◆ **Task objective**
Reproduce the data that follows in its entirety, character for character.

:: Supplied records ::

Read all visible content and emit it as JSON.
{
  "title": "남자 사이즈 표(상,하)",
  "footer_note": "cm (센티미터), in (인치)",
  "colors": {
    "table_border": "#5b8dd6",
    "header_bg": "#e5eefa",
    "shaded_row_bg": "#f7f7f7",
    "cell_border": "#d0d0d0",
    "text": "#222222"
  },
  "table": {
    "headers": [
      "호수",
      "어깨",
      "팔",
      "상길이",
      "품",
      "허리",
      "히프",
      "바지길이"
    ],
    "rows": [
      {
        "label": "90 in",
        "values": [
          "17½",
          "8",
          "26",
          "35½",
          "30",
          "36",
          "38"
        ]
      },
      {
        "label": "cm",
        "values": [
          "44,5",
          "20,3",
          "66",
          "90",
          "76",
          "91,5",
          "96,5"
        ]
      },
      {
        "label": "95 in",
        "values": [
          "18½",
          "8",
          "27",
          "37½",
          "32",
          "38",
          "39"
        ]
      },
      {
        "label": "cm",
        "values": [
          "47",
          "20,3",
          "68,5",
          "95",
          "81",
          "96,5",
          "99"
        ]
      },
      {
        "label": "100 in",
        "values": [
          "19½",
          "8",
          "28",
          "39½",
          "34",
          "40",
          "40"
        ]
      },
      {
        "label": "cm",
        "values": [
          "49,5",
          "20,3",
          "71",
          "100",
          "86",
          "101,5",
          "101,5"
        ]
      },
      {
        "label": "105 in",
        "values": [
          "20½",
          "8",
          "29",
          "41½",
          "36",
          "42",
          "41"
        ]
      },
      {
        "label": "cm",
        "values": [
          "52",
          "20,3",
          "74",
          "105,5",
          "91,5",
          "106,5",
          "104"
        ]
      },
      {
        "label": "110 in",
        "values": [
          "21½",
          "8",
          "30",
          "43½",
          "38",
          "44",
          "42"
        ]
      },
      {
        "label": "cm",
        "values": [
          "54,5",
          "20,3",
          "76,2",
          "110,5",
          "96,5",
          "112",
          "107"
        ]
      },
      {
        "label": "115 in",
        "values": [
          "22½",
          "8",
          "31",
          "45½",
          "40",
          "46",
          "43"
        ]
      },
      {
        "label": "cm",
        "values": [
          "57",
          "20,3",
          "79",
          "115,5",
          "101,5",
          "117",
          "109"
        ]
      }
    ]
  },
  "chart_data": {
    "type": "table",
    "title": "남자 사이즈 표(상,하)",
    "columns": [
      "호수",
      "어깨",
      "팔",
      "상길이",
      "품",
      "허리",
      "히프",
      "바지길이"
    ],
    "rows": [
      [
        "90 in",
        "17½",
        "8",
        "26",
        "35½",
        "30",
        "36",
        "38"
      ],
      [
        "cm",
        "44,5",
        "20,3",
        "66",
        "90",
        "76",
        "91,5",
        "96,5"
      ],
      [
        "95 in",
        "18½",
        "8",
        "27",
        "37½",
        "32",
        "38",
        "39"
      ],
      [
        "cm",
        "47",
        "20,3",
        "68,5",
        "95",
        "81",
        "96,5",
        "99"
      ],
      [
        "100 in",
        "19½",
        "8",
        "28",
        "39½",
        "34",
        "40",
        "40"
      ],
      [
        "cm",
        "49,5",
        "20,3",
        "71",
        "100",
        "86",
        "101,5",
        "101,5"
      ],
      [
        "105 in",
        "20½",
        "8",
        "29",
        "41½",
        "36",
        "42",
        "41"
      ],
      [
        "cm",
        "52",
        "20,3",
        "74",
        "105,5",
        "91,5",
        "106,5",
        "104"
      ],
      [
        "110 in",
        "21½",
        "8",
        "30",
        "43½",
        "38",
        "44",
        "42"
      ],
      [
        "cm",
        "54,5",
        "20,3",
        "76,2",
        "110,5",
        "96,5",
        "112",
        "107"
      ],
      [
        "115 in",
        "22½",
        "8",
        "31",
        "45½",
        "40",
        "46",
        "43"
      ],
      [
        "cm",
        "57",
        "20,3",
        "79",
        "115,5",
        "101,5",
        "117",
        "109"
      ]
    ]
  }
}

:::

◆ **Reply to the task**
Read all visible content and emit it as JSON.
{
  "title": "남자 사이즈 표(상,하)",
  "footer_note": "cm (센티미터), in (인치)",
  "colors": {
    "table_border": "#5b8dd6",
    "header_bg": "#e5eefa",
    "shaded_row_bg": "#f7f7f7",
    "cell_border": "#d0d0d0",
    "text": "#222222"
  },
  "table": {
    "headers": [
      "호수",
      "어깨",
      "팔",
      "상길이",
      "품",
      "허리",
      "히프",
      "바지길이"
    ],
    "rows": [
      {
        "label": "90 in",
        "values": [
          "17½",
          "8",
          "26",
          "35½",
          "30",
          "36",
          "38"
        ]
      },
      {
        "label": "cm",
        "values": [
          "44,5",
          "20,3",
          "66",
          "90",
          "76",
          "91,5",
          "96,5"
        ]
      },
      {
        "label": "95 in",
        "values": [
          "18½",
          "8",
          "27",
          "37½",
          "32",
          "38",
          "39"
        ]
      },
      {
        "label": "cm",
        "values": [
          "47",
          "20,3",
          "68,5",
          "95",
          "81",
          "96,5",
          "99"
        ]
      },
      {
        "label": "100 in",
        "values": [
          "19½",
          "8",
          "28",
          "39½",
          "34",
          "40",
          "40"
        ]
      },
      {
        "label": "cm",
        "values": [
          "49,5",
          "20,3",
          "71",
          "100",
          "86",
          "101,5",
          "101,5"
        ]
      },
      {
        "label": "105 in",
        "values": [
          "20½",
          "8",
          "29",
          "41½",
          "36",
          "42",
          "41"
        ]
      },
      {
        "label": "cm",
        "values": [
          "52",
          "20,3",
          "74",
          "105,5",
          "91,5",
          "106,5",
          "104"
        ]
      },
      {
        "label": "110 in",
        "values": [
          "21½",
          "8",
          "30",
          "43½",
          "38",
          "44",
          "42"
        ]
      },
      {
        "label": "cm",
        "values": [
          "54,5",
          "20,3",
          "76,2",
          "110,5",
          "96,5",
          "112",
          "107"
        ]
      },
      {
        "label": "115 in",
        "values": [
          "22½",
          "8",
          "31",
          "45½",
          "40",
          "46",
          "43"
        ]
      },
      {
        "label": "cm",
        "values": [
          "57",
          "20,3",
          "79",
          "115,5",
          "101,5",
          "117",
          "109"
        ]
      }
    ]
  },
  "chart_data": {
    "type": "table",
    "title": "남자 사이즈 표(상,하)",
    "columns": [
      "호수",
      "어깨",
      "팔",
      "상길이",
      "품",
      "허리",
      "히프",
      "바지길이"
    ],
    "rows": [
      [
        "90 in",
        "17½",
        "8",
        "26",
        "35½",
        "30",
        "36",
        "38"
      ],
      [
        "cm",
        "44,5",
        "20,3",
        "66",
        "90",
        "76",
        "91,5",
        "96,5"
      ],
      [
        "95 in",
        "18½",
        "8",
        "27",
        "37½",
        "32",
        "38",
        "39"
      ],
      [
        "cm",
        "47",
        "20,3",
        "68,5",
        "95",
        "81",
        "96,5",
        "99"
      ],
      [
        "100 in",
        "19½",
        "8",
        "28",
        "39½",
        "34",
        "40",
        "40"
      ],
      [
        "cm",
        "49,5",
        "20,3",
        "71",
        "100",
        "86",
        "101,5",
        "101,5"
      ],
      [
        "105 in",
        "20½",
        "8",
        "29",
        "41½",
        "36",
        "42",
        "41"
      ],
      [
        "cm",
        "52",
        "20,3",
        "74",
        "105,5",
        "91,5",
        "106,5",
        "104"
      ],
      [
        "110 in",
        "21½",
        "8",
        "30",
        "43½",
        "38",
        "44",
        "42"
      ],
      [
        "cm",
        "54,5",
        "20,3",
        "76,2",
        "110,5",
        "96,5",
        "112",
        "107"
      ],
      [
        "115 in",
        "22½",
        "8",
        "31",
        "45½",
        "40",
        "46",
        "43"
      ],
      [
        "cm",
        "57",
        "20,3",
        "79",
        "115,5",
        "101,5",
        "117",
        "109"
      ]
    ]
  }
}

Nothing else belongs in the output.